**Set exercise**
Pull every line containing "xlabel" out of the material below.

**Records for the task**
* begin *

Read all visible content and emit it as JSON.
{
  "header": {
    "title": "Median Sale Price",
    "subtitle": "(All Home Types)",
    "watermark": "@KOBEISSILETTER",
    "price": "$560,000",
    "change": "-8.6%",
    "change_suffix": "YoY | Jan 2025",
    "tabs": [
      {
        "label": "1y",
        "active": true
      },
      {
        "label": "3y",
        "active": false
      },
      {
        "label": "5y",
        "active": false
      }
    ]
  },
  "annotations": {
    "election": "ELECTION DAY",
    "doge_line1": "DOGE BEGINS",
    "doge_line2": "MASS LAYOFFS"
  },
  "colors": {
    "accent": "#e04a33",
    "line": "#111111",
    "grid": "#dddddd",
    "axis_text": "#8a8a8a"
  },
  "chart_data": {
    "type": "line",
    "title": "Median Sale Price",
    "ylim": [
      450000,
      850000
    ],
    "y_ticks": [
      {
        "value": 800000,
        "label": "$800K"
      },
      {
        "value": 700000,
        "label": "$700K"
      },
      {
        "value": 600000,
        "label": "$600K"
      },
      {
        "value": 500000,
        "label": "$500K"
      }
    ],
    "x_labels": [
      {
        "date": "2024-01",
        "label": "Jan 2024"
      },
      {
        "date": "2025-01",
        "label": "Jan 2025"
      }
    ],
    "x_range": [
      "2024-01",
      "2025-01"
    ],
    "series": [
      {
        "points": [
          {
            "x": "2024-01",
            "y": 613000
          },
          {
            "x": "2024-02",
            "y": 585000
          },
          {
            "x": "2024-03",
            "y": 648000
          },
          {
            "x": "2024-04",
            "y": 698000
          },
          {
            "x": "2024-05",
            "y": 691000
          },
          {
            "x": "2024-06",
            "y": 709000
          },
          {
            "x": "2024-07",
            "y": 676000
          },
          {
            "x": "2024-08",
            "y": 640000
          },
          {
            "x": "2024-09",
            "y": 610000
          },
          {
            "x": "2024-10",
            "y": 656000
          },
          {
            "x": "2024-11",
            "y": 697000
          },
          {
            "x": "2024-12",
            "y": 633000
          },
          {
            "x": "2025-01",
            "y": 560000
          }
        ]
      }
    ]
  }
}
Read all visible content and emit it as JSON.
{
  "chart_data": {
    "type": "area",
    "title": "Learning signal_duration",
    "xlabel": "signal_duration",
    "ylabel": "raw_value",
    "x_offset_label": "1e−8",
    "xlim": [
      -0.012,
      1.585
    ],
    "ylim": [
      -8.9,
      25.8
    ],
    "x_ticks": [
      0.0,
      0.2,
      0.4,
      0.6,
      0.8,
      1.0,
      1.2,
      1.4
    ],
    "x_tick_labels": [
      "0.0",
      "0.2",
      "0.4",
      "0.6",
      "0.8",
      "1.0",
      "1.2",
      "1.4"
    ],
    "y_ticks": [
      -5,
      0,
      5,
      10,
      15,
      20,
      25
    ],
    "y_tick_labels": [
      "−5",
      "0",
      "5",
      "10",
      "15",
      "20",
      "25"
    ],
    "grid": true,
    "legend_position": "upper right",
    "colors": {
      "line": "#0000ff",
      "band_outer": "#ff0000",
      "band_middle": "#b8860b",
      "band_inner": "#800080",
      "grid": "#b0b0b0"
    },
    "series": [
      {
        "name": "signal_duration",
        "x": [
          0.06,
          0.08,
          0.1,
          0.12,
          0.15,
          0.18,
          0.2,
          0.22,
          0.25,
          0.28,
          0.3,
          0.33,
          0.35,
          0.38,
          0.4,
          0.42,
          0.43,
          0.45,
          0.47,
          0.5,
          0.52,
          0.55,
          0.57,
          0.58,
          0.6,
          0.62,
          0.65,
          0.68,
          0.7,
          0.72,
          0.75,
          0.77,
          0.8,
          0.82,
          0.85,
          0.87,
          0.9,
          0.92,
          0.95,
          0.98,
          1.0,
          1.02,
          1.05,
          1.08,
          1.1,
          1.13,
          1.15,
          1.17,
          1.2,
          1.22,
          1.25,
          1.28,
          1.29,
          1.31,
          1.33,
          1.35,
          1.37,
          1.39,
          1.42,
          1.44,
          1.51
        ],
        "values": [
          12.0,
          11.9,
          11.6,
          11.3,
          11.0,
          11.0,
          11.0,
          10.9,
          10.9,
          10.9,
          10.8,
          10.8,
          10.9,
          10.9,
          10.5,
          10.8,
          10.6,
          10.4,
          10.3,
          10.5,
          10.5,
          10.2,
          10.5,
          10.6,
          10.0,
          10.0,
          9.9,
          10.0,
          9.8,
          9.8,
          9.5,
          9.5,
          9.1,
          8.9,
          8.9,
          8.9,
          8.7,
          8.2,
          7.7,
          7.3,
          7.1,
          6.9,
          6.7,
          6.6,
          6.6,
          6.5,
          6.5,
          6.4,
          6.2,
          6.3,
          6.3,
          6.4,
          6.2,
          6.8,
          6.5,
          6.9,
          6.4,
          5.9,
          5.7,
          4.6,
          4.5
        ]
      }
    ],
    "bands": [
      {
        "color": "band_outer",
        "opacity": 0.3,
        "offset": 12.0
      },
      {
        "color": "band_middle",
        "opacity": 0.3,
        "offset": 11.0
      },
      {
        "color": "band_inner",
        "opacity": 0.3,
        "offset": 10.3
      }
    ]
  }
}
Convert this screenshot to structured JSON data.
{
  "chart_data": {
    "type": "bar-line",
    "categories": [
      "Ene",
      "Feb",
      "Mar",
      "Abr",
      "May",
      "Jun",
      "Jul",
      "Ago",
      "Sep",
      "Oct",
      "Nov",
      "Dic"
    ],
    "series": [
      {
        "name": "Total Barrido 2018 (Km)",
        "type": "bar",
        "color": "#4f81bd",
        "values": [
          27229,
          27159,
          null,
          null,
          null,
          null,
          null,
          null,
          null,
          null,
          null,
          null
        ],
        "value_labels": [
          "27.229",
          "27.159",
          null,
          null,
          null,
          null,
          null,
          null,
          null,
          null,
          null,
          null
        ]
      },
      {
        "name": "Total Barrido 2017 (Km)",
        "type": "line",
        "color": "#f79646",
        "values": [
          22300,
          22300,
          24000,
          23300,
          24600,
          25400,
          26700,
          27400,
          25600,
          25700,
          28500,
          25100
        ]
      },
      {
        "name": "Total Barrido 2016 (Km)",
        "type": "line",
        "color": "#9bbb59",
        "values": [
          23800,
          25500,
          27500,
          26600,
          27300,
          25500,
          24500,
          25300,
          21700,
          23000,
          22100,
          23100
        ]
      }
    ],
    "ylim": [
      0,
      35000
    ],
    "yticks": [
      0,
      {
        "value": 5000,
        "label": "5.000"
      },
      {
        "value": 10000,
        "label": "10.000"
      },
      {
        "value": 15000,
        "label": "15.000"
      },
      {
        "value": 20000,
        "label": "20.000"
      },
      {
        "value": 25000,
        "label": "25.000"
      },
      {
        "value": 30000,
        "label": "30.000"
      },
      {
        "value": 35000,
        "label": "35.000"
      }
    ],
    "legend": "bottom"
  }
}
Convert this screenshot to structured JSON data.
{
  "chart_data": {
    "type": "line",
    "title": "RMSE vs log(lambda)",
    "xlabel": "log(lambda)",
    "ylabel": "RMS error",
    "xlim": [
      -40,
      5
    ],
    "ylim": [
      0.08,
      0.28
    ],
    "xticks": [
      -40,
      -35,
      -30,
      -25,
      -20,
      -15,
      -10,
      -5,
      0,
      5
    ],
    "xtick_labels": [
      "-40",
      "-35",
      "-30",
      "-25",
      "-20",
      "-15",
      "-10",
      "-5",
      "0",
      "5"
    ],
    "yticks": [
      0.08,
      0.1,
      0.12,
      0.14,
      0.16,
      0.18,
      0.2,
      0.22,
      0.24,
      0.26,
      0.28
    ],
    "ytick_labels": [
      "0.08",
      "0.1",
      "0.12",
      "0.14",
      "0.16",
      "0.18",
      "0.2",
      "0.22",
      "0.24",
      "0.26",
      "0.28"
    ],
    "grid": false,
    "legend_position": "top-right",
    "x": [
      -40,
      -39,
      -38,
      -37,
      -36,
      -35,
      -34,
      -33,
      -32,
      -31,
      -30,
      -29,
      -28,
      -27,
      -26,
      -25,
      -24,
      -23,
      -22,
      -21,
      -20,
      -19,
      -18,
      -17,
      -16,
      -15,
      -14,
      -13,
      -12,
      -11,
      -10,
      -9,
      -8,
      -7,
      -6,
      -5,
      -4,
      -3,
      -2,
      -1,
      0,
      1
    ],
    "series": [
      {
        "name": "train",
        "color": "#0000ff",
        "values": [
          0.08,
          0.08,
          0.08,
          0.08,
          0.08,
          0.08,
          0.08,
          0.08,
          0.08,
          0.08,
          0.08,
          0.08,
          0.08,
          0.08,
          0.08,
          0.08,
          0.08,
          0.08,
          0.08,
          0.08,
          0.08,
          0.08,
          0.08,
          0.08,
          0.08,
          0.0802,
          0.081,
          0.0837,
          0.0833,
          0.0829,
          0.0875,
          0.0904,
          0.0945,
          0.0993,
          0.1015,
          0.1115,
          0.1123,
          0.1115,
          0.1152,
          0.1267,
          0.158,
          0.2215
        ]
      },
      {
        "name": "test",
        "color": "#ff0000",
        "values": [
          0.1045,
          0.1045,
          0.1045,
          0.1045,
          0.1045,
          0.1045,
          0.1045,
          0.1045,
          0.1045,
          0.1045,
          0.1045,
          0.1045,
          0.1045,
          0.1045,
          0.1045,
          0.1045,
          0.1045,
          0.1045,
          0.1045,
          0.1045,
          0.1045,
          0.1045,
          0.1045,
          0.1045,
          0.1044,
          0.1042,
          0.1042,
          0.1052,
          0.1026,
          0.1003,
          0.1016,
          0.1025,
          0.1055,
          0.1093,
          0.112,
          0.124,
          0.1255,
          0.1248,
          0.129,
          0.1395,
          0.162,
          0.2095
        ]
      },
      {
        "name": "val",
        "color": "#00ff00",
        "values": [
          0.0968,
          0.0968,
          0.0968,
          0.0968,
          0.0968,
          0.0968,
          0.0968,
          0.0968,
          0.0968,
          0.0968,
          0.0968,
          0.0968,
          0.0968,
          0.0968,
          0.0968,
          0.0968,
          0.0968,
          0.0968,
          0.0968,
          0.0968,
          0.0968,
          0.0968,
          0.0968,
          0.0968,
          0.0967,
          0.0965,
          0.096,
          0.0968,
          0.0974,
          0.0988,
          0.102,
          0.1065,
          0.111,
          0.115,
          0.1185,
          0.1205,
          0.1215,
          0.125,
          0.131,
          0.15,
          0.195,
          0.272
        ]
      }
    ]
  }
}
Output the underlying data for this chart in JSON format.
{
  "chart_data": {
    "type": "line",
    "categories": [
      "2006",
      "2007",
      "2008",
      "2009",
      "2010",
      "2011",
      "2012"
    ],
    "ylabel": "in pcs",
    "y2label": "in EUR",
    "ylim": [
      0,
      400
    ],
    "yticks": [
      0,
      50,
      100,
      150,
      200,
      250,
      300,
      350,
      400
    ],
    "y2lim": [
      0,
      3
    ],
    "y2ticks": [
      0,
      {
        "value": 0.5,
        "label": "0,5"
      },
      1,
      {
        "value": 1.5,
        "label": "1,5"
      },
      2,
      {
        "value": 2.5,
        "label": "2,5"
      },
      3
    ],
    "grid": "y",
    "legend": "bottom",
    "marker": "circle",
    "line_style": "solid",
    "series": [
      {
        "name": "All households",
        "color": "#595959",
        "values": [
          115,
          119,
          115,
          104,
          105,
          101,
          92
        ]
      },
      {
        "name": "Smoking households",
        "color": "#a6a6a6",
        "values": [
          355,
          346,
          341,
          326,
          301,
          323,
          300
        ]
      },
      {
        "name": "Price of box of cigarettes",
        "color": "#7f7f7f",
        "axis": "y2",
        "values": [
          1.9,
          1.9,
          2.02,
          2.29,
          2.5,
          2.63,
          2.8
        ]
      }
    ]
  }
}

* end *

**Answer**
    "xlabel": "signal_duration",
    "xlabel": "log(lambda)",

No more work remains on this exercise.